## What the task asks
Extract all of the data and reproduce it precisely.

## Given data
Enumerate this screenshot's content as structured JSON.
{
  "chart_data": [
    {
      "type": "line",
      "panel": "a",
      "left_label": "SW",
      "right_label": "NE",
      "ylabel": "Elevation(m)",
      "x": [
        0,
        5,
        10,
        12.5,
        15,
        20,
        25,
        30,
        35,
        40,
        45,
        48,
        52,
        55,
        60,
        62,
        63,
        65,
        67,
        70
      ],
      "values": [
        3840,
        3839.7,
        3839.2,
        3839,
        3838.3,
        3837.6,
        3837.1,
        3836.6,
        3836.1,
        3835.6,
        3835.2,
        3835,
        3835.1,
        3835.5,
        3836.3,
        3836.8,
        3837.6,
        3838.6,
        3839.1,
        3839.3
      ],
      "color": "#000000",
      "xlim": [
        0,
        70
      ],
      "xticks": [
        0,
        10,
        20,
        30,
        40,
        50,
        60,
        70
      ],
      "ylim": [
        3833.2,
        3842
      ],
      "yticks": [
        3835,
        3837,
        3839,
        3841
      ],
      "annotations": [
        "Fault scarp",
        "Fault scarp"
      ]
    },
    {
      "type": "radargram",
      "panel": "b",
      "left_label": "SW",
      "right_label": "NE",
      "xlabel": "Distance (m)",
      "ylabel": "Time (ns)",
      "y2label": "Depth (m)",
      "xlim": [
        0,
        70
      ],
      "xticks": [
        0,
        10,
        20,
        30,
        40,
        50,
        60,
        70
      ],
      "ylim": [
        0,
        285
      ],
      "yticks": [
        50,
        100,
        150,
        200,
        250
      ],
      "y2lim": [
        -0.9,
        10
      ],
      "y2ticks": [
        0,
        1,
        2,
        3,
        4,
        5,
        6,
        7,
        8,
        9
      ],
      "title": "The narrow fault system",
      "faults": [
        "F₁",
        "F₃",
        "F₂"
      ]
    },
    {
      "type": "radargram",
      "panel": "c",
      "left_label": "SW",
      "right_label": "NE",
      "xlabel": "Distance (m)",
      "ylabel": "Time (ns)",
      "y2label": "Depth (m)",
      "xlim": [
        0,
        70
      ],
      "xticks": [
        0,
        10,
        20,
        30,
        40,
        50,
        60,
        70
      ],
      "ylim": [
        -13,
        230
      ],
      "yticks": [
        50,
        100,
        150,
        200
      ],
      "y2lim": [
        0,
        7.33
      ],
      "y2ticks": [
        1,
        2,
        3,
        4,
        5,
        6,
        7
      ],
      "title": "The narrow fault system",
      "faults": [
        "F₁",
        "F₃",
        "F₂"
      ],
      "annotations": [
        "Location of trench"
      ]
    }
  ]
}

## Exercise answer
Enumerate this screenshot's content as structured JSON.
{
  "chart_data": [
    {
      "type": "line",
      "panel": "a",
      "left_label": "SW",
      "right_label": "NE",
      "ylabel": "Elevation(m)",
      "x": [
        0,
        5,
        10,
        12.5,
        15,
        20,
        25,
        30,
        35,
        40,
        45,
        48,
        52,
        55,
        60,
        62,
        63,
        65,
        67,
        70
      ],
      "values": [
        3840,
        3839.7,
        3839.2,
        3839,
        3838.3,
        3837.6,
        3837.1,
        3836.6,
        3836.1,
        3835.6,
        3835.2,
        3835,
        3835.1,
        3835.5,
        3836.3,
        3836.8,
        3837.6,
        3838.6,
        3839.1,
        3839.3
      ],
      "color": "#000000",
      "xlim": [
        0,
        70
      ],
      "xticks": [
        0,
        10,
        20,
        30,
        40,
        50,
        60,
        70
      ],
      "ylim": [
        3833.2,
        3842
      ],
      "yticks": [
        3835,
        3837,
        3839,
        3841
      ],
      "annotations": [
        "Fault scarp",
        "Fault scarp"
      ]
    },
    {
      "type": "radargram",
      "panel": "b",
      "left_label": "SW",
      "right_label": "NE",
      "xlabel": "Distance (m)",
      "ylabel": "Time (ns)",
      "y2label": "Depth (m)",
      "xlim": [
        0,
        70
      ],
      "xticks": [
        0,
        10,
        20,
        30,
        40,
        50,
        60,
        70
      ],
      "ylim": [
        0,
        285
      ],
      "yticks": [
        50,
        100,
        150,
        200,
        250
      ],
      "y2lim": [
        -0.9,
        10
      ],
      "y2ticks": [
        0,
        1,
        2,
        3,
        4,
        5,
        6,
        7,
        8,
        9
      ],
      "title": "The narrow fault system",
      "faults": [
        "F₁",
        "F₃",
        "F₂"
      ]
    },
    {
      "type": "radargram",
      "panel": "c",
      "left_label": "SW",
      "right_label": "NE",
      "xlabel": "Distance (m)",
      "ylabel": "Time (ns)",
      "y2label": "Depth (m)",
      "xlim": [
        0,
        70
      ],
      "xticks": [
        0,
        10,
        20,
        30,
        40,
        50,
        60,
        70
      ],
      "ylim": [
        -13,
        230
      ],
      "yticks": [
        50,
        100,
        150,
        200
      ],
      "y2lim": [
        0,
        7.33
      ],
      "y2ticks": [
        1,
        2,
        3,
        4,
        5,
        6,
        7
      ],
      "title": "The narrow fault system",
      "faults": [
        "F₁",
        "F₃",
        "F₂"
      ],
      "annotations": [
        "Location of trench"
      ]
    }
  ]
}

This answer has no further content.